**Task to carry out:** All entries below need to be written out exactly, but without their pictures.
____ Dataset
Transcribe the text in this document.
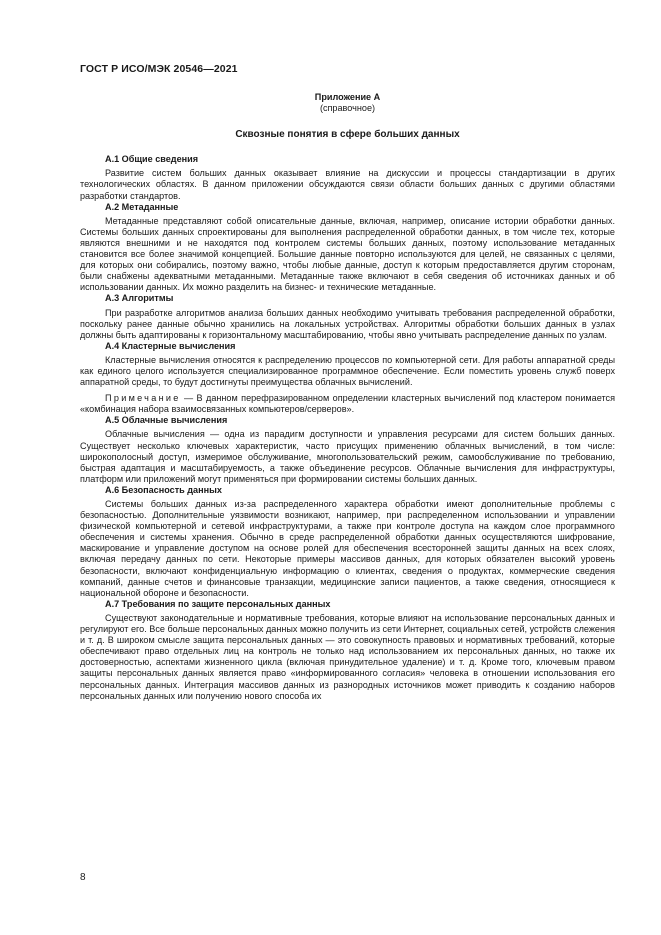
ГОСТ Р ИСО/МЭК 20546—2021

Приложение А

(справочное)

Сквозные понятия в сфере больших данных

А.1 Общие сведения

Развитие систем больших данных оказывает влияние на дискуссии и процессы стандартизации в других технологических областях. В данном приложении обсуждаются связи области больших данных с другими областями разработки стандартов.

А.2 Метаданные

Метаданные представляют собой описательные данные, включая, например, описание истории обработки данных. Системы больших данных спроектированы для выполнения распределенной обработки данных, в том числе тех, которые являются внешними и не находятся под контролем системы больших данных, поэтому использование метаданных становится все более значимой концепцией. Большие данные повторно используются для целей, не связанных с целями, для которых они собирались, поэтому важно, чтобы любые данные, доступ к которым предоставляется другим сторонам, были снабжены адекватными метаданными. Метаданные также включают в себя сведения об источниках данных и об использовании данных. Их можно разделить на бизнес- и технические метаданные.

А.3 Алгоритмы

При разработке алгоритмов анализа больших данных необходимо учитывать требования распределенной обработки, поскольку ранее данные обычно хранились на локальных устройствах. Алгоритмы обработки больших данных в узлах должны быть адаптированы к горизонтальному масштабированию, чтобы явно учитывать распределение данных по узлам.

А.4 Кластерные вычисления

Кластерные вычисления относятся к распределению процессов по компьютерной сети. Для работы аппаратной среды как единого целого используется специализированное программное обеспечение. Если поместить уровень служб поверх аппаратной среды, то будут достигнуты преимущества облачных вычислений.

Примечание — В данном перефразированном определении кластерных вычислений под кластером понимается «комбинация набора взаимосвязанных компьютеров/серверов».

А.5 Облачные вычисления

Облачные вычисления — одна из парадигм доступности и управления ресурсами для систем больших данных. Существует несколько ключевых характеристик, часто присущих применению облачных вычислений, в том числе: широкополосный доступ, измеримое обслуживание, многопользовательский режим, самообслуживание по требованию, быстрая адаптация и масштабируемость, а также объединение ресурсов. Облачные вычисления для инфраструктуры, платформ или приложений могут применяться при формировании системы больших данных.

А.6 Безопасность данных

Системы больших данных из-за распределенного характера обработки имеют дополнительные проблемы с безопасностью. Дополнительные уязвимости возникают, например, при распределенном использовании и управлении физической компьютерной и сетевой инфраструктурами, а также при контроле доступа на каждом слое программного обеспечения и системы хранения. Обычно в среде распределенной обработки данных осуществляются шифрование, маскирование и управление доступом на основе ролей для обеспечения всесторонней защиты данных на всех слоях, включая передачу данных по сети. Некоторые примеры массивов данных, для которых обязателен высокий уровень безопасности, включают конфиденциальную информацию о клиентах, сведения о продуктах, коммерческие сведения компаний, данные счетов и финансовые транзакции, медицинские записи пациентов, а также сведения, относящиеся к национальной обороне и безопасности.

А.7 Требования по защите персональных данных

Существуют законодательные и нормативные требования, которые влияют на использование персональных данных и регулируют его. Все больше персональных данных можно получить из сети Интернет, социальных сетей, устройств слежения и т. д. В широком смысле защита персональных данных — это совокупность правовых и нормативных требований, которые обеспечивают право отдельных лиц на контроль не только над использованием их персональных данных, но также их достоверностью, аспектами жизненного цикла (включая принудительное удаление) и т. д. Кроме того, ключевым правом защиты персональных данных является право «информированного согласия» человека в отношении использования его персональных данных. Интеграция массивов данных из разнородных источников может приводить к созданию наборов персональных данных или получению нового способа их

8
________
**Written reply:**
Transcribe the text in this document.
ГОСТ Р ИСО/МЭК 20546—2021

Приложение А

(справочное)

Сквозные понятия в сфере больших данных

А.1 Общие сведения

Развитие систем больших данных оказывает влияние на дискуссии и процессы стандартизации в других технологических областях. В данном приложении обсуждаются связи области больших данных с другими областями разработки стандартов.

А.2 Метаданные

Метаданные представляют собой описательные данные, включая, например, описание истории обработки данных. Системы больших данных спроектированы для выполнения распределенной обработки данных, в том числе тех, которые являются внешними и не находятся под контролем системы больших данных, поэтому использование метаданных становится все более значимой концепцией. Большие данные повторно используются для целей, не связанных с целями, для которых они собирались, поэтому важно, чтобы любые данные, доступ к которым предоставляется другим сторонам, были снабжены адекватными метаданными. Метаданные также включают в себя сведения об источниках данных и об использовании данных. Их можно разделить на бизнес- и технические метаданные.

А.3 Алгоритмы

При разработке алгоритмов анализа больших данных необходимо учитывать требования распределенной обработки, поскольку ранее данные обычно хранились на локальных устройствах. Алгоритмы обработки больших данных в узлах должны быть адаптированы к горизонтальному масштабированию, чтобы явно учитывать распределение данных по узлам.

А.4 Кластерные вычисления

Кластерные вычисления относятся к распределению процессов по компьютерной сети. Для работы аппаратной среды как единого целого используется специализированное программное обеспечение. Если поместить уровень служб поверх аппаратной среды, то будут достигнуты преимущества облачных вычислений.

Примечание — В данном перефразированном определении кластерных вычислений под кластером понимается «комбинация набора взаимосвязанных компьютеров/серверов».

А.5 Облачные вычисления

Облачные вычисления — одна из парадигм доступности и управления ресурсами для систем больших данных. Существует несколько ключевых характеристик, часто присущих применению облачных вычислений, в том числе: широкополосный доступ, измеримое обслуживание, многопользовательский режим, самообслуживание по требованию, быстрая адаптация и масштабируемость, а также объединение ресурсов. Облачные вычисления для инфраструктуры, платформ или приложений могут применяться при формировании системы больших данных.

А.6 Безопасность данных

Системы больших данных из-за распределенного характера обработки имеют дополнительные проблемы с безопасностью. Дополнительные уязвимости возникают, например, при распределенном использовании и управлении физической компьютерной и сетевой инфраструктурами, а также при контроле доступа на каждом слое программного обеспечения и системы хранения. Обычно в среде распределенной обработки данных осуществляются шифрование, маскирование и управление доступом на основе ролей для обеспечения всесторонней защиты данных на всех слоях, включая передачу данных по сети. Некоторые примеры массивов данных, для которых обязателен высокий уровень безопасности, включают конфиденциальную информацию о клиентах, сведения о продуктах, коммерческие сведения компаний, данные счетов и финансовые транзакции, медицинские записи пациентов, а также сведения, относящиеся к национальной обороне и безопасности.

А.7 Требования по защите персональных данных

Существуют законодательные и нормативные требования, которые влияют на использование персональных данных и регулируют его. Все больше персональных данных можно получить из сети Интернет, социальных сетей, устройств слежения и т. д. В широком смысле защита персональных данных — это совокупность правовых и нормативных требований, которые обеспечивают право отдельных лиц на контроль не только над использованием их персональных данных, но также их достоверностью, аспектами жизненного цикла (включая принудительное удаление) и т. д. Кроме того, ключевым правом защиты персональных данных является право «информированного согласия» человека в отношении использования его персональных данных. Интеграция массивов данных из разнородных источников может приводить к созданию наборов персональных данных или получению нового способа их

8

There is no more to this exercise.